SHORT EXERCISE:
Repeat the material below exactly, line for line.

Stored dataset items:

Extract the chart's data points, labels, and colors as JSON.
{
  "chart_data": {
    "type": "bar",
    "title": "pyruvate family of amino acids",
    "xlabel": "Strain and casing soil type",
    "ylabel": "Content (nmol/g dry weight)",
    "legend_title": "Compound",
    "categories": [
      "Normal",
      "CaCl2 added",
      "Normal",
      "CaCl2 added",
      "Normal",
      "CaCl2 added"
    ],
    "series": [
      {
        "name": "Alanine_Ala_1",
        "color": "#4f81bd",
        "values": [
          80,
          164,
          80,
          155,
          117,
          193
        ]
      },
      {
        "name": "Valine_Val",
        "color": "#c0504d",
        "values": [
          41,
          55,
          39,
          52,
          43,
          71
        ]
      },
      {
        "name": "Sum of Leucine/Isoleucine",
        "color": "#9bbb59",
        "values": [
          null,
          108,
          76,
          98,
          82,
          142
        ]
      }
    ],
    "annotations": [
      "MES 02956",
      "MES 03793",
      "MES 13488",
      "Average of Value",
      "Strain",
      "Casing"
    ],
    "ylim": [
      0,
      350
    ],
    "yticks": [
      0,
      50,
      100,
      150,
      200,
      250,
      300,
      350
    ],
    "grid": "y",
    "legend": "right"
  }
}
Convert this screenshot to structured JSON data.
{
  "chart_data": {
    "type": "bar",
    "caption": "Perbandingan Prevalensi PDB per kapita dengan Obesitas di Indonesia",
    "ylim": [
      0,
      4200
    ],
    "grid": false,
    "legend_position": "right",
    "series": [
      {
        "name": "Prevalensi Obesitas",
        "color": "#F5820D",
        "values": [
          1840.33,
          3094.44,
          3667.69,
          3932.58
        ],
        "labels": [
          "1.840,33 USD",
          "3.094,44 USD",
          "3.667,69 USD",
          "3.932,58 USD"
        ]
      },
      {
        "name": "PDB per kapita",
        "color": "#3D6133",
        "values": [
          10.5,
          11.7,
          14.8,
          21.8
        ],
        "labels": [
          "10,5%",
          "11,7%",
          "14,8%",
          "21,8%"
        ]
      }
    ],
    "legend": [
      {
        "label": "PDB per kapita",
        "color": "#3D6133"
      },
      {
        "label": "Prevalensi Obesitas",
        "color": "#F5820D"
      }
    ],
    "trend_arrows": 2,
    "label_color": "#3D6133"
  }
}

EXERCISE ANSWER:
Extract the chart's data points, labels, and colors as JSON.
{
  "chart_data": {
    "type": "bar",
    "title": "pyruvate family of amino acids",
    "xlabel": "Strain and casing soil type",
    "ylabel": "Content (nmol/g dry weight)",
    "legend_title": "Compound",
    "categories": [
      "Normal",
      "CaCl2 added",
      "Normal",
      "CaCl2 added",
      "Normal",
      "CaCl2 added"
    ],
    "series": [
      {
        "name": "Alanine_Ala_1",
        "color": "#4f81bd",
        "values": [
          80,
          164,
          80,
          155,
          117,
          193
        ]
      },
      {
        "name": "Valine_Val",
        "color": "#c0504d",
        "values": [
          41,
          55,
          39,
          52,
          43,
          71
        ]
      },
      {
        "name": "Sum of Leucine/Isoleucine",
        "color": "#9bbb59",
        "values": [
          null,
          108,
          76,
          98,
          82,
          142
        ]
      }
    ],
    "annotations": [
      "MES 02956",
      "MES 03793",
      "MES 13488",
      "Average of Value",
      "Strain",
      "Casing"
    ],
    "ylim": [
      0,
      350
    ],
    "yticks": [
      0,
      50,
      100,
      150,
      200,
      250,
      300,
      350
    ],
    "grid": "y",
    "legend": "right"
  }
}
Convert this screenshot to structured JSON data.
{
  "chart_data": {
    "type": "bar",
    "caption": "Perbandingan Prevalensi PDB per kapita dengan Obesitas di Indonesia",
    "ylim": [
      0,
      4200
    ],
    "grid": false,
    "legend_position": "right",
    "series": [
      {
        "name": "Prevalensi Obesitas",
        "color": "#F5820D",
        "values": [
          1840.33,
          3094.44,
          3667.69,
          3932.58
        ],
        "labels": [
          "1.840,33 USD",
          "3.094,44 USD",
          "3.667,69 USD",
          "3.932,58 USD"
        ]
      },
      {
        "name": "PDB per kapita",
        "color": "#3D6133",
        "values": [
          10.5,
          11.7,
          14.8,
          21.8
        ],
        "labels": [
          "10,5%",
          "11,7%",
          "14,8%",
          "21,8%"
        ]
      }
    ],
    "legend": [
      {
        "label": "PDB per kapita",
        "color": "#3D6133"
      },
      {
        "label": "Prevalensi Obesitas",
        "color": "#F5820D"
      }
    ],
    "trend_arrows": 2,
    "label_color": "#3D6133"
  }
}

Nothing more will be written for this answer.